Aim: In the entries below, find every line holding the string "清热泻火" and collect it.

────────────────────────────────────────

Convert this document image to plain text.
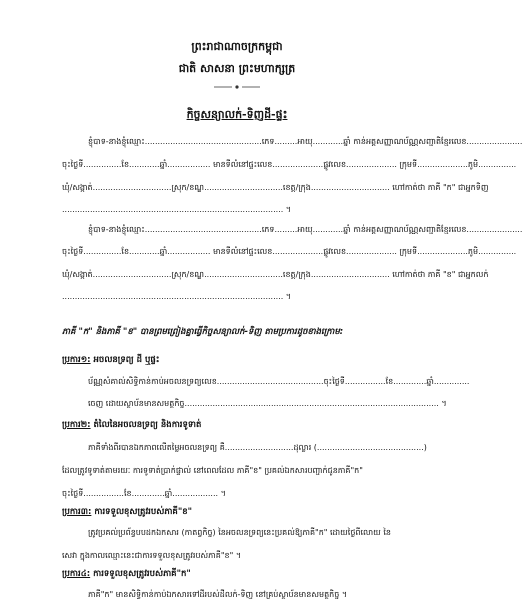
ព្រះរាជាណាចក្រកម្ពុជា
ជាតិ សាសនា ព្រះមហាក្សត្រ
កិច្ចសន្យាលក់-ទិញដី-ផ្ទះ
ខ្ញុំបាទ-នាងខ្ញុំឈ្មោះ..............................................ភេទ.........អាយុ............ឆ្នាំ កាន់អត្តសញ្ញាណប័ណ្ណសញ្ជាតិខ្មែរលេខ......................
ចុះថ្ងៃទី...............ខែ............ឆ្នាំ................. មានទីលំនៅផ្ទះលេខ....................ផ្លូវលេខ.................... ក្រុមទី....................ភូមិ...............
ឃុំ/សង្កាត់...............................ស្រុក/ខណ្ឌ...............................ខេត្ត/ក្រុង............................... ហៅកាត់ថា ភាគី "ក" ជាអ្នកទិញ
....................................................................................... ។
ខ្ញុំបាទ-នាងខ្ញុំឈ្មោះ..............................................ភេទ.........អាយុ............ឆ្នាំ កាន់អត្តសញ្ញាណប័ណ្ណសញ្ជាតិខ្មែរលេខ......................
ចុះថ្ងៃទី...............ខែ............ឆ្នាំ................. មានទីលំនៅផ្ទះលេខ....................ផ្លូវលេខ.................... ក្រុមទី....................ភូមិ...............
ឃុំ/សង្កាត់...............................ស្រុក/ខណ្ឌ...............................ខេត្ត/ក្រុង............................... ហៅកាត់ថា ភាគី "ខ" ជាអ្នកលក់
....................................................................................... ។
ភាគី "ក" និងភាគី "ខ" បានព្រមព្រៀងគ្នាធ្វើកិច្ចសន្យាលក់-ទិញ តាមប្រការដូចខាងក្រោម:
ប្រការ១: អចលនទ្រព្យ ដី ឬផ្ទះ
ប័ណ្ណសំគាល់សិទ្ធិកាន់កាប់អចលនទ្រព្យលេខ..........................................ចុះថ្ងៃទី................ខែ.............ឆ្នាំ..............
ចេញ ដោយស្ថាប័នមានសមត្ថកិច្ច.................................................................................................... ។
ប្រការ២: តំលៃនៃអចលនទ្រព្យ និងការទូទាត់
ភាគីទាំងពីរបានឯកភាពលើតម្លៃអចលនទ្រព្យ គឺ...........................ដុល្លារ (..........................................)
ដែលត្រូវទូទាត់តាមរយៈ ការទូទាត់ប្រាក់ផ្ទាល់ នៅពេលដែល ភាគី"ខ" ប្រគល់ឯកសារបញ្ជាក់ជូនភាគី"ក"
ចុះថ្ងៃទី................ខែ.............ឆ្នាំ.................. ។
ប្រការ៣: ការទទួលខុសត្រូវរបស់ភាគី"ខ"
ត្រូវប្រគល់ប្រព័ន្ធបបដកឯកសារ (កាតព្វកិច្ច) នៃអចលនទ្រព្យនេះប្រគល់ឱ្យភាគី"ក" ដោយថ្ងៃពីលោយ នៃ
សេវា ក្នុងកាលឈ្មោះនេះជាការទទួលខុសត្រូវរបស់ភាគី"ខ" ។
ប្រការ៤: ការទទួលខុសត្រូវរបស់ភាគី"ក"
ភាគី"ក" មានសិទ្ធិកាន់កាប់ឯកសារទៅដីរបស់ដីលក់-ទិញ នៅគ្រប់ស្ថាប័នមានសមត្ថកិច្ច ។
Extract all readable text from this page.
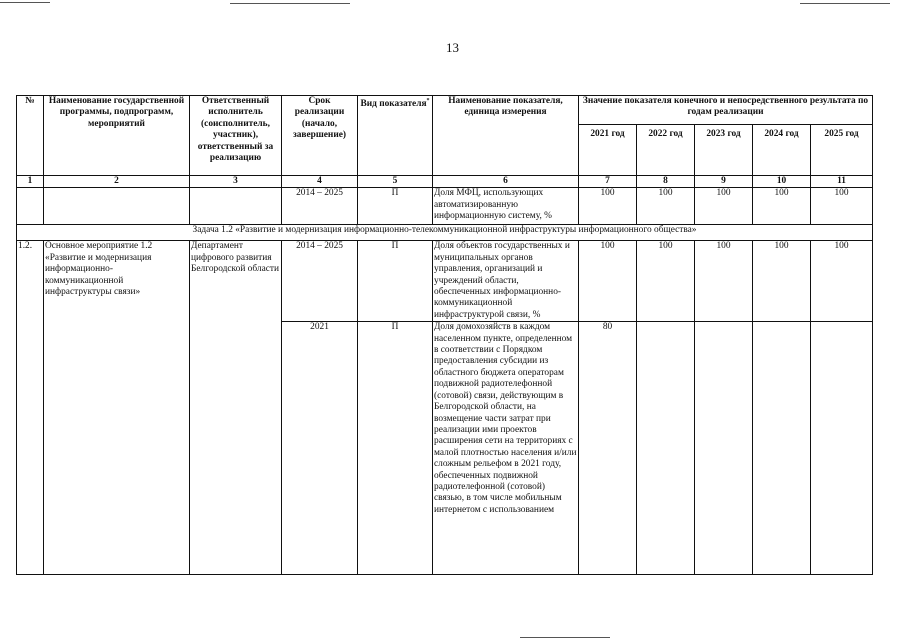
13
№	Наименование государственной программы, подпрограмм, мероприятий	Ответственный исполнитель (соисполнитель, участник), ответственный за реализацию	Срок реализации (начало, завершение)	Вид показателя*	Наименование показателя, единица измерения	Значение показателя конечного и непосредственного результата по годам реализации				
						2021 год	2022 год	2023 год	2024 год	2025 год
1	2	3	4	5	6	7	8	9	10	11
			2014 – 2025	П	Доля МФЦ, использующих автоматизированную информационную систему, %	100	100	100	100	100
Задача 1.2 «Развитие и модернизация информационно-телекоммуникационной инфраструктуры информационного общества»										
1.2.	Основное мероприятие 1.2 «Развитие и модернизация информационно-коммуникационной инфраструктуры связи»	Департамент цифрового развития Белгородской области	2014 – 2025	П	Доля объектов государственных и муниципальных органов управления, организаций и учреждений области, обеспеченных информационно-коммуникационной инфраструктурой связи, %	100	100	100	100	100
			2021	П	Доля домохозяйств в каждом населенном пункте, определенном в соответствии с Порядком предоставления субсидии из областного бюджета операторам подвижной радиотелефонной (сотовой) связи, действующим в Белгородской области, на возмещение части затрат при реализации ими проектов расширения сети на территориях с малой плотностью населения и/или сложным рельефом в 2021 году, обеспеченных подвижной радиотелефонной (сотовой) связью, в том числе мобильным интернетом с использованием	80				
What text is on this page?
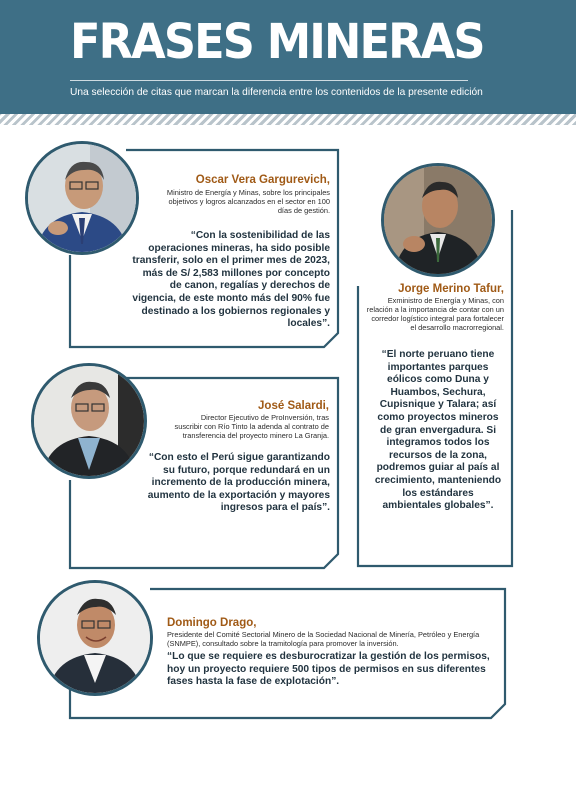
FRASES MINERAS
Una selección de citas que marcan la diferencia entre los contenidos de la presente edición
Oscar Vera Gargurevich,
Ministro de Energía y Minas, sobre los principales objetivos y logros alcanzados en el sector en 100 días de gestión.
“Con la sostenibilidad de las operaciones mineras, ha sido posible transferir, solo en el primer mes de 2023, más de S/ 2,583 millones por concepto de canon, regalías y derechos de vigencia, de este monto más del 90% fue destinado a los gobiernos regionales y locales”.
Jorge Merino Tafur,
Exministro de Energía y Minas, con relación a la importancia de contar con un corredor logístico integral para fortalecer el desarrollo macrorregional.
“El norte peruano tiene importantes parques eólicos como Duna y Huambos, Sechura, Cupisnique y Talara; así como proyectos mineros de gran envergadura. Si integramos todos los recursos de la zona, podremos guiar al país al crecimiento, manteniendo los estándares ambientales globales”.
José Salardi,
Director Ejecutivo de ProInversión, tras suscribir con Río Tinto la adenda al contrato de transferencia del proyecto minero La Granja.
“Con esto el Perú sigue garantizando su futuro, porque redundará en un incremento de la producción minera, aumento de la exportación y mayores ingresos para el país”.
Domingo Drago,
Presidente del Comité Sectorial Minero de la Sociedad Nacional de Minería, Petróleo y Energía (SNMPE), consultado sobre la tramitología para promover la inversión.
“Lo que se requiere es desburocratizar la gestión de los permisos, hoy un proyecto requiere 500 tipos de permisos en sus diferentes fases hasta la fase de explotación”.
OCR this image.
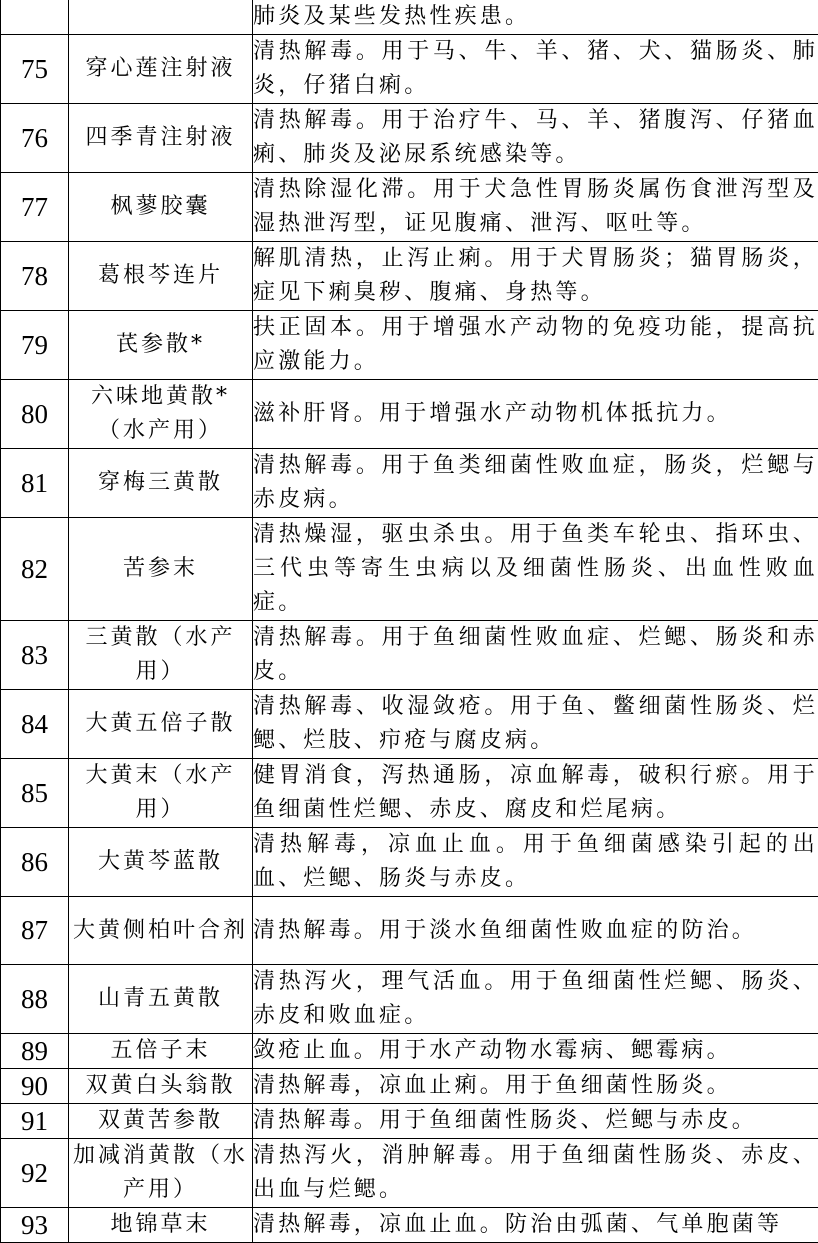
		肺炎及某些发热性疾患。

75	穿心莲注射液	清热解毒。用于马、牛、羊、猪、犬、猫肠炎、肺炎，仔猪白痢。

76	四季青注射液	清热解毒。用于治疗牛、马、羊、猪腹泻、仔猪血痢、肺炎及泌尿系统感染等。

77	枫蓼胶囊	清热除湿化滞。用于犬急性胃肠炎属伤食泄泻型及湿热泄泻型，证见腹痛、泄泻、呕吐等。

78	葛根芩连片	解肌清热，止泻止痢。用于犬胃肠炎；猫胃肠炎，症见下痢臭秽、腹痛、身热等。

79	芪参散*	扶正固本。用于增强水产动物的免疫功能，提高抗应激能力。

80	六味地黄散*（水产用）	滋补肝肾。用于增强水产动物机体抵抗力。

81	穿梅三黄散	清热解毒。用于鱼类细菌性败血症，肠炎，烂鳃与赤皮病。

82	苦参末	清热燥湿，驱虫杀虫。用于鱼类车轮虫、指环虫、三代虫等寄生虫病以及细菌性肠炎、出血性败血症。

83	三黄散（水产用）	清热解毒。用于鱼细菌性败血症、烂鳃、肠炎和赤皮。

84	大黄五倍子散	清热解毒、收湿敛疮。用于鱼、鳖细菌性肠炎、烂鳃、烂肢、疖疮与腐皮病。

85	大黄末（水产用）	健胃消食，泻热通肠，凉血解毒，破积行瘀。用于鱼细菌性烂鳃、赤皮、腐皮和烂尾病。

86	大黄芩蓝散	清热解毒，凉血止血。用于鱼细菌感染引起的出血、烂鳃、肠炎与赤皮。

87	大黄侧柏叶合剂	清热解毒。用于淡水鱼细菌性败血症的防治。

88	山青五黄散	清热泻火，理气活血。用于鱼细菌性烂鳃、肠炎、赤皮和败血症。

89	五倍子末	敛疮止血。用于水产动物水霉病、鳃霉病。

90	双黄白头翁散	清热解毒，凉血止痢。用于鱼细菌性肠炎。

91	双黄苦参散	清热解毒。用于鱼细菌性肠炎、烂鳃与赤皮。

92	加减消黄散（水产用）	清热泻火，消肿解毒。用于鱼细菌性肠炎、赤皮、出血与烂鳃。

93	地锦草末	清热解毒，凉血止血。防治由弧菌、气单胞菌等
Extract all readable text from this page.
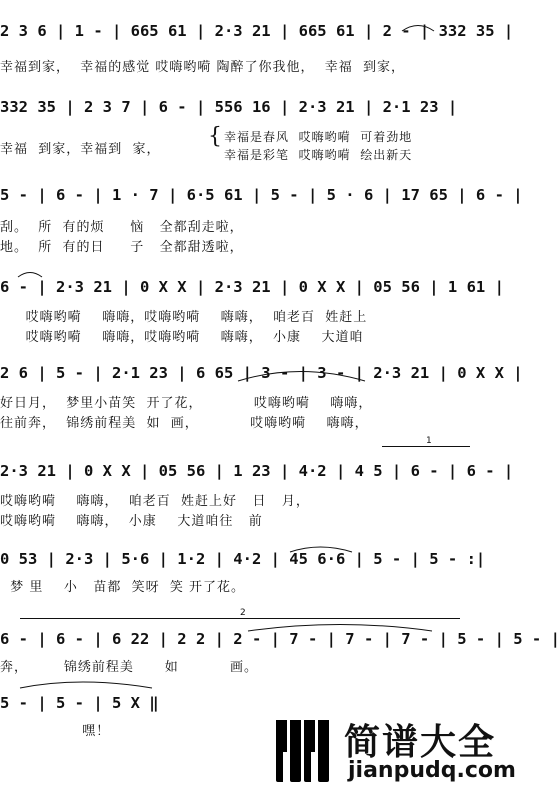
1
2
2 3 6 | 1 - | 665 61 | 2·3 21 | 665 61 | 2 - | 332 35 |
幸福到家，  幸福的感觉 哎嗨哟嗬 陶醉了你我他，  幸福  到家，
332 35 | 2 3 7 | 6 - | 556 16 | 2·3 21 | 2·1 23 |
幸福  到家，幸福到  家，
{ 幸福是春风  哎嗨哟嗬  可着劲地
幸福是彩笔  哎嗨哟嗬  绘出新天
5 - | 6 - | 1 · 7 | 6·5 61 | 5 - | 5 · 6 | 17 65 | 6 - |
刮。  所  有的烦     恼   全都刮走啦，
地。  所  有的日     子   全都甜透啦，
6 - | 2·3 21 | 0 X X | 2·3 21 | 0 X X | 05 56 | 1 61 |
哎嗨哟嗬    嗨嗨，哎嗨哟嗬    嗨嗨，  咱老百  姓赶上
哎嗨哟嗬    嗨嗨，哎嗨哟嗬    嗨嗨，  小康    大道咱
2 6 | 5 - | 2·1 23 | 6 65 | 3 - | 3 - | 2·3 21 | 0 X X |
好日月，  梦里小苗笑  开了花，          哎嗨哟嗬    嗨嗨，
往前奔，  锦绣前程美  如  画，          哎嗨哟嗬    嗨嗨，
2·3 21 | 0 X X | 05 56 | 1 23 | 4·2 | 4 5 | 6 - | 6 - |
哎嗨哟嗬    嗨嗨，  咱老百  姓赶上好   日   月，
哎嗨哟嗬    嗨嗨，  小康    大道咱往   前
0 53 | 2·3 | 5·6 | 1·2 | 4·2 | 45 6·6 | 5 - | 5 - :|
梦 里    小   苗都  笑呀  笑 开了花。
6 - | 6 - | 6 22 | 2 2 | 2 - | 7 - | 7 - | 7 - | 5 - | 5 - |
奔，       锦绣前程美      如          画。
5 - | 5 - | 5 X ‖
嘿！	简谱大全
jianpudq.com
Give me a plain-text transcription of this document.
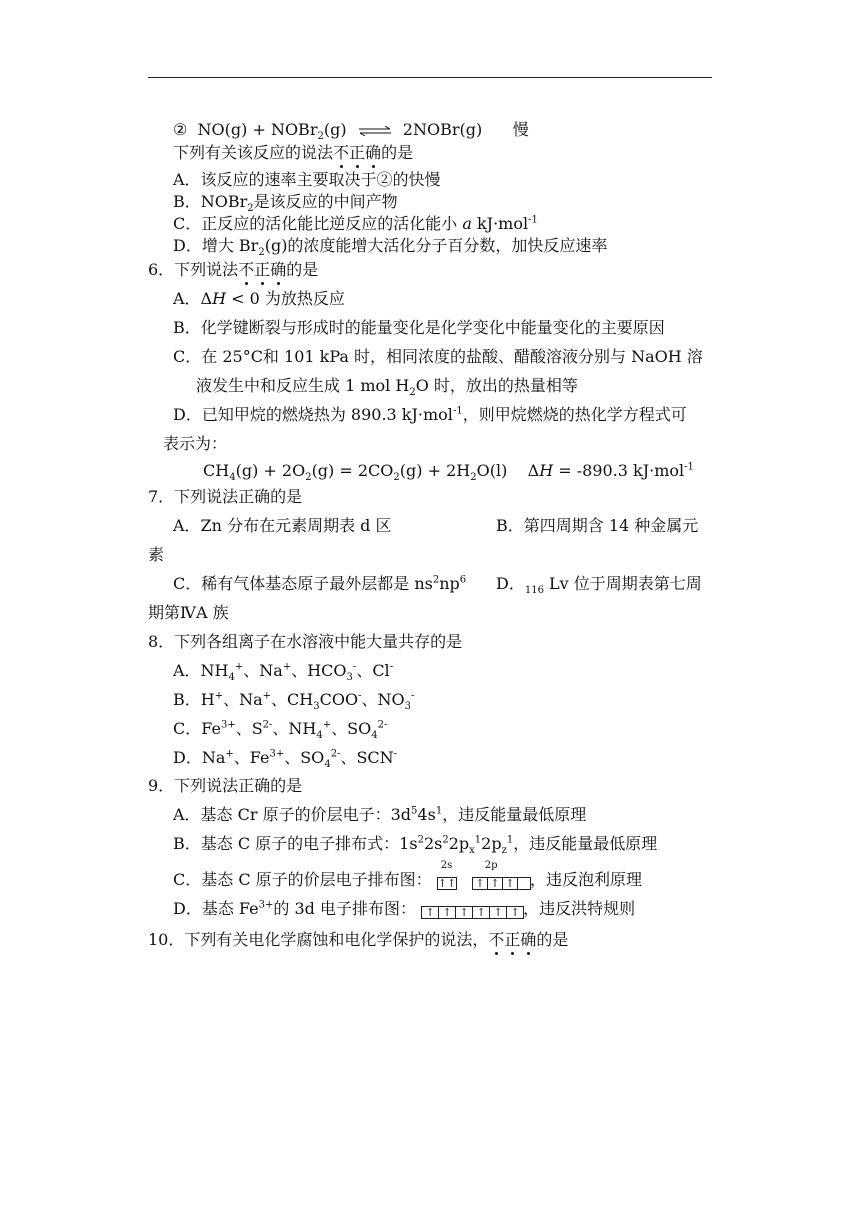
② NO(g) + NOBr$_2$(g) ⇌ 2NOBr(g) 慢
下列有关该反应的说法不正确的是
A．该反应的速率主要取决于②的快慢
B．NOBr$_2$是该反应的中间产物
C．正反应的活化能比逆反应的活化能小 a kJ·mol$^{-1}$
D．增大 $Br_2(g)$的浓度能增大活化分子百分数，加快反应速率
6．下列说法不正确的是
A．ΔH < 0 为放热反应
B．化学键断裂与形成时的能量变化是化学变化中能量变化的主要原因
C．在 25°C和 101 kPa 时，相同浓度的盐酸、醋酸溶液分别与 NaOH 溶
液发生中和反应生成 1 mol $H_2O$ 时，放出的热量相等
D．已知甲烷的燃烧热为 890.3 kJ·mol$^{-1}$，则甲烷燃烧的热化学方程式可
表示为：
$CH_4(g) + 2O_2(g) = 2CO_2(g) + 2H_2O(l)$    ΔH = -890.3 kJ·mol$^{-1}$
7．下列说法正确的是
A．Zn 分布在元素周期表 d 区	B．第四周期含 14 种金属元
素
C．稀有气体基态原子最外层都是 $ns^2np^6$ D．$_{116}$ Lv 位于周期表第七周
期第ⅣA 族
8．下列各组离子在水溶液中能大量共存的是
A．$NH_4^+$、Na+、$HCO_3^-$、Cl-
B．H+、Na+、$CH_3COO^-$、$NO_3^-$
C．$Fe^{3+}$、$S^{2-}$、$NH_4^+$、$SO_4^{2-}$
D．Na+、$Fe^{3+}$、$SO_4^{2-}$、SCN-
9．下列说法正确的是
A．基态 Cr 原子的价层电子：$3d^54s^1$，违反能量最低原理
B．基态 C 原子的电子排布式：$1s^22s^22p_x^12p_z^1$，违反能量最低原理
C．基态 C 原子的价层电子排布图：
2s	2p
↑↑ ↑ ↑ ↑ ，违反泡利原理
D．基态 $Fe^{3+}$的 3d 电子排布图： ↑ ↑ ↑ ↑ ↑ ↑ ，违反洪特规则
10．下列有关电化学腐蚀和电化学保护的说法，不正确的是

────────────────────────────────────────

Final answer:
88	山青五黄散	清热泻火，理气活血。用于鱼细菌性烂鳃、肠炎、赤皮和败血症。
92	加减消黄散（水产用）	清热泻火，消肿解毒。用于鱼细菌性肠炎、赤皮、出血与烂鳃。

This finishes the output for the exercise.